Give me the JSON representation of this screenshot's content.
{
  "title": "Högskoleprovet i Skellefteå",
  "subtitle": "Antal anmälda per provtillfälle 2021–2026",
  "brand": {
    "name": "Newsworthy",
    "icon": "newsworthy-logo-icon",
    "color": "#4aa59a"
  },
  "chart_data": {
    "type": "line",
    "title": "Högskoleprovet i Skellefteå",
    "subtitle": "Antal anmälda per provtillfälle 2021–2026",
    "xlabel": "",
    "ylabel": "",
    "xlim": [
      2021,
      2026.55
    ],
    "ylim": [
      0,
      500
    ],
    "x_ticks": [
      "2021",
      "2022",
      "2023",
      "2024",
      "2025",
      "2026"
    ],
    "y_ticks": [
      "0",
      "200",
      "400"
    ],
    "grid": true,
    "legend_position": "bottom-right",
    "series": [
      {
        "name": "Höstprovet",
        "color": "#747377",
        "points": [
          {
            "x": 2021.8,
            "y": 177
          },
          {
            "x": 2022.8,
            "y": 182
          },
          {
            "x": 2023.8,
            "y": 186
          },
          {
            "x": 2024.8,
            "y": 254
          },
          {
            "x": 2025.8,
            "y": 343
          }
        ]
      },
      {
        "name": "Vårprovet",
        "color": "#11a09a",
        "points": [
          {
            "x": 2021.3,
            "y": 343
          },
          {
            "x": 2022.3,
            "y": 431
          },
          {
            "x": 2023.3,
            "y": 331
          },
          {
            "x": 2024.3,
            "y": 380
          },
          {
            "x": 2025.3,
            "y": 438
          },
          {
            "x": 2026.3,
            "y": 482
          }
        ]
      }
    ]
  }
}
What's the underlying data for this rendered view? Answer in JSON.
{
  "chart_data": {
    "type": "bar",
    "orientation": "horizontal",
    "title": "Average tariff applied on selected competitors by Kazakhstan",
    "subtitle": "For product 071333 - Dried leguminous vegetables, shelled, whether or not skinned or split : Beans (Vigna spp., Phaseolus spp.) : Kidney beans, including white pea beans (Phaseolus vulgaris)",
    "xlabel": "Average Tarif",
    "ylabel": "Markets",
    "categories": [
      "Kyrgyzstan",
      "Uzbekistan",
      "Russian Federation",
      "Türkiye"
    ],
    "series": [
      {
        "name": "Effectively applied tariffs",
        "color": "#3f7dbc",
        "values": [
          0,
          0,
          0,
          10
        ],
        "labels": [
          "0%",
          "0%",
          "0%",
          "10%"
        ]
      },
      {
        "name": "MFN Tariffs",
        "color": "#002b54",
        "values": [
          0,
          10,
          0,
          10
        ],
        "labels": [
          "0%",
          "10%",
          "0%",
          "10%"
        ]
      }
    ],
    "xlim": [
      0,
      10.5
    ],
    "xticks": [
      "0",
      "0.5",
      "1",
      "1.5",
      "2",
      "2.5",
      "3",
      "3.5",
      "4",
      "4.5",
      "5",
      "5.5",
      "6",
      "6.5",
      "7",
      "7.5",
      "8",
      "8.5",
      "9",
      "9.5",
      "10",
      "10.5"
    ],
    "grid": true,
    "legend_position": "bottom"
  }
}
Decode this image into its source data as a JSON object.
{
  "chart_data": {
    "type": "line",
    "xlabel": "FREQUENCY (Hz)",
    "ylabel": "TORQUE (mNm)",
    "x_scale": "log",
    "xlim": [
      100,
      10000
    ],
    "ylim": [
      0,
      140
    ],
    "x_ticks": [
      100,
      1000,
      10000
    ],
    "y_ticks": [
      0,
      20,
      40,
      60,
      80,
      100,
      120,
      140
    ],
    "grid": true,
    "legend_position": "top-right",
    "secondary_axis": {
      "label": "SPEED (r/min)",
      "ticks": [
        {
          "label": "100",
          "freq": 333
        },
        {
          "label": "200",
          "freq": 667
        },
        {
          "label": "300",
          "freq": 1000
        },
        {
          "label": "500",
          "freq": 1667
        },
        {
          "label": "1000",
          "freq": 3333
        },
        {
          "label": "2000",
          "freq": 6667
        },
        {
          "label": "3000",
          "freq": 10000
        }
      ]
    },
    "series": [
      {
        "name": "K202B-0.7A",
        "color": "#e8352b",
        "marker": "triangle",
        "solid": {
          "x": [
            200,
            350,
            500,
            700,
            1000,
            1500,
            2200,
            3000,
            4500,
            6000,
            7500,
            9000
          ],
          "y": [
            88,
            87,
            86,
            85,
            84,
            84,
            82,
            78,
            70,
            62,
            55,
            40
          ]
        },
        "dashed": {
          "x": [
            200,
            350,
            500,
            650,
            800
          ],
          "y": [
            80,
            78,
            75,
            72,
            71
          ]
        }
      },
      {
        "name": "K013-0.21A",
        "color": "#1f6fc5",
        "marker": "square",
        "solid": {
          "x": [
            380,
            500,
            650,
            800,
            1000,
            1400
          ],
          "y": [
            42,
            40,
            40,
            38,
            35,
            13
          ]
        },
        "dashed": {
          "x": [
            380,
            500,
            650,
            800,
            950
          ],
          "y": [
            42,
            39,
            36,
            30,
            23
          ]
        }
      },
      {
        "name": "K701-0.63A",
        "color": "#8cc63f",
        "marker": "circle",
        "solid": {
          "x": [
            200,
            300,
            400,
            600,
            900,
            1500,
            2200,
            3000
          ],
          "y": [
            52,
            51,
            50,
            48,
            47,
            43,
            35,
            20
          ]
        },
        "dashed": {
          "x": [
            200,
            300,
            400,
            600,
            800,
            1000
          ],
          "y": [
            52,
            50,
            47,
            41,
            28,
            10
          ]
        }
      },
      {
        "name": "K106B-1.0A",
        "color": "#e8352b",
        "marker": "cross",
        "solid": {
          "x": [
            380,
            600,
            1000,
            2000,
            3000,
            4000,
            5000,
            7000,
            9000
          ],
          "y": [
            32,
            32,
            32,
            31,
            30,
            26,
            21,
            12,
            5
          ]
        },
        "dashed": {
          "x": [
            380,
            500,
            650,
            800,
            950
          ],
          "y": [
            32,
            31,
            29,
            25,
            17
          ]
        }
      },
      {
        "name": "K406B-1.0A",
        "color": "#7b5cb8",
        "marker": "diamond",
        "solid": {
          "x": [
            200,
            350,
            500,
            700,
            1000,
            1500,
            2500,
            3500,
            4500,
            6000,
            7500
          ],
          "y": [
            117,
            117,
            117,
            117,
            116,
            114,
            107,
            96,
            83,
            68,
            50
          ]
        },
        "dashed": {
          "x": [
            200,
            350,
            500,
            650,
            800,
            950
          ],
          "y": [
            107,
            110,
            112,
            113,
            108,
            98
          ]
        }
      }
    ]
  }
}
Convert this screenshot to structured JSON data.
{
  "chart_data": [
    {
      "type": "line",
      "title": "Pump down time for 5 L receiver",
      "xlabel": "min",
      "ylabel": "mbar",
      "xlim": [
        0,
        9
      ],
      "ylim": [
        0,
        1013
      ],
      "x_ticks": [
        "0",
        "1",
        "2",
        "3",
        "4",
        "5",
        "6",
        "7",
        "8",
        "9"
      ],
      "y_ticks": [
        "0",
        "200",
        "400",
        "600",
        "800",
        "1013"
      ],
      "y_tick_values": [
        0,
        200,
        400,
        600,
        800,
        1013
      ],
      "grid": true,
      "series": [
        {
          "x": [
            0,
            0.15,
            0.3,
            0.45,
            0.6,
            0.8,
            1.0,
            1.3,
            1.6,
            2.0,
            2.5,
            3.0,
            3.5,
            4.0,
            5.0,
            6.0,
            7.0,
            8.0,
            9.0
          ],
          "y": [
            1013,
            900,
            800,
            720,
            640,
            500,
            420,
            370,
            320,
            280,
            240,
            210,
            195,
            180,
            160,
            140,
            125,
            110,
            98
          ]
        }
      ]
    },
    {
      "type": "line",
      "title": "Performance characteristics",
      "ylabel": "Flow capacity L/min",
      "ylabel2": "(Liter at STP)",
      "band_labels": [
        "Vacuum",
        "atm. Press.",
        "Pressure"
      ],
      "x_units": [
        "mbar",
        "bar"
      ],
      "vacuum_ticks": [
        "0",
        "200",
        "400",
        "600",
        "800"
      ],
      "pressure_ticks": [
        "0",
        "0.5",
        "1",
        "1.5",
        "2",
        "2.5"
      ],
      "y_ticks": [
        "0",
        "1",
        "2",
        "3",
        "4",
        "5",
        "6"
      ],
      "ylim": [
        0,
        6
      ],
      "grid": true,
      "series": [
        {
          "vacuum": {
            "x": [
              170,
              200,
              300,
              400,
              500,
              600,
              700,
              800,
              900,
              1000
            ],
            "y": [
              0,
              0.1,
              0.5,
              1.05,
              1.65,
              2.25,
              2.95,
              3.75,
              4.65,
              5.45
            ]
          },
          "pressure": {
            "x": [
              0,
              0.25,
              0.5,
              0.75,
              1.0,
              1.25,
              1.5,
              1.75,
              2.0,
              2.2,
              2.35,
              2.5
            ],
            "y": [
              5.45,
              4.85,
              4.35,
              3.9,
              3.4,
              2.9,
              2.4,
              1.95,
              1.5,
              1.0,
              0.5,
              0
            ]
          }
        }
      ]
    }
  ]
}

WHAT YOU ARE ASKED TO DO - Look through the lines above and collect those with the word "applied".

OUTPUT OF THE EXERCISE -
    "title": "Average tariff applied on selected competitors by Kazakhstan",
        "name": "Effectively applied tariffs",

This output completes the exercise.